● WHAT YOU HAVE TO DO
Return each line of the data below exactly, omitting any pictures.

Dataset entries on figures
Start

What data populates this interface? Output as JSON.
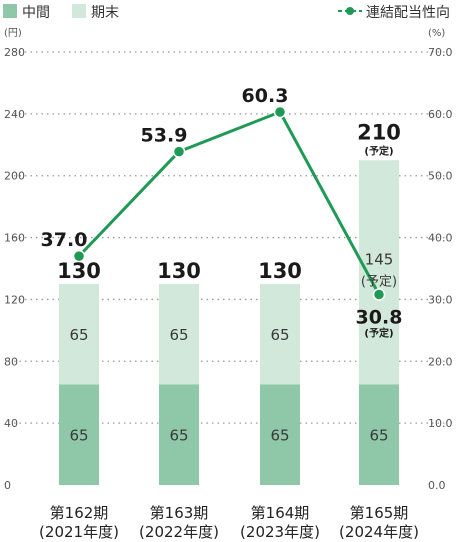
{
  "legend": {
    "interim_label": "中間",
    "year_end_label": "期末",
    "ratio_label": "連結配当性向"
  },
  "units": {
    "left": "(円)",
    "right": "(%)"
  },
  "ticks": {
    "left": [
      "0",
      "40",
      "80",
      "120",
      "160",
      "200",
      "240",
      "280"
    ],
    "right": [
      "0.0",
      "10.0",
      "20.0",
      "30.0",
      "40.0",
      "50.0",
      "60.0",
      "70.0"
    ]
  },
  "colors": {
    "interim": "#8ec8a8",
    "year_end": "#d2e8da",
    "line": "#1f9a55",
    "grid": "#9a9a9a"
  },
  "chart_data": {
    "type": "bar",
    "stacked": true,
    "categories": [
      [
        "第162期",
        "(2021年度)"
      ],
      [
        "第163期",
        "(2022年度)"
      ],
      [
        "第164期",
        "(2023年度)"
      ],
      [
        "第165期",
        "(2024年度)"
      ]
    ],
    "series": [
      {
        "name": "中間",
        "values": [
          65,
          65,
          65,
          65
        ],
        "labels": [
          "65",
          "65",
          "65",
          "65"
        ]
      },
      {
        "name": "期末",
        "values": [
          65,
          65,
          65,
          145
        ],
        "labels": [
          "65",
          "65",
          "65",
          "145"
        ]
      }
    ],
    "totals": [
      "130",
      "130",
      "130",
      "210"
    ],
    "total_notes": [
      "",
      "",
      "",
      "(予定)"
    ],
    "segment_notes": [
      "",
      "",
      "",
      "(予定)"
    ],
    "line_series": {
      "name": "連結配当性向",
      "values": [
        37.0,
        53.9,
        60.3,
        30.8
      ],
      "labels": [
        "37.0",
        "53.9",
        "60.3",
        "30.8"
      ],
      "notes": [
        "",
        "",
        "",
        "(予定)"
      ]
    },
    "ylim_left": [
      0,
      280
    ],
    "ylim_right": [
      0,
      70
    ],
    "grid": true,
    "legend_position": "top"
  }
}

End

● RESPONSE FOR THIS EXERCISE
What data populates this interface? Output as JSON.
{
  "legend": {
    "interim_label": "中間",
    "year_end_label": "期末",
    "ratio_label": "連結配当性向"
  },
  "units": {
    "left": "(円)",
    "right": "(%)"
  },
  "ticks": {
    "left": [
      "0",
      "40",
      "80",
      "120",
      "160",
      "200",
      "240",
      "280"
    ],
    "right": [
      "0.0",
      "10.0",
      "20.0",
      "30.0",
      "40.0",
      "50.0",
      "60.0",
      "70.0"
    ]
  },
  "colors": {
    "interim": "#8ec8a8",
    "year_end": "#d2e8da",
    "line": "#1f9a55",
    "grid": "#9a9a9a"
  },
  "chart_data": {
    "type": "bar",
    "stacked": true,
    "categories": [
      [
        "第162期",
        "(2021年度)"
      ],
      [
        "第163期",
        "(2022年度)"
      ],
      [
        "第164期",
        "(2023年度)"
      ],
      [
        "第165期",
        "(2024年度)"
      ]
    ],
    "series": [
      {
        "name": "中間",
        "values": [
          65,
          65,
          65,
          65
        ],
        "labels": [
          "65",
          "65",
          "65",
          "65"
        ]
      },
      {
        "name": "期末",
        "values": [
          65,
          65,
          65,
          145
        ],
        "labels": [
          "65",
          "65",
          "65",
          "145"
        ]
      }
    ],
    "totals": [
      "130",
      "130",
      "130",
      "210"
    ],
    "total_notes": [
      "",
      "",
      "",
      "(予定)"
    ],
    "segment_notes": [
      "",
      "",
      "",
      "(予定)"
    ],
    "line_series": {
      "name": "連結配当性向",
      "values": [
        37.0,
        53.9,
        60.3,
        30.8
      ],
      "labels": [
        "37.0",
        "53.9",
        "60.3",
        "30.8"
      ],
      "notes": [
        "",
        "",
        "",
        "(予定)"
      ]
    },
    "ylim_left": [
      0,
      280
    ],
    "ylim_right": [
      0,
      70
    ],
    "grid": true,
    "legend_position": "top"
  }
}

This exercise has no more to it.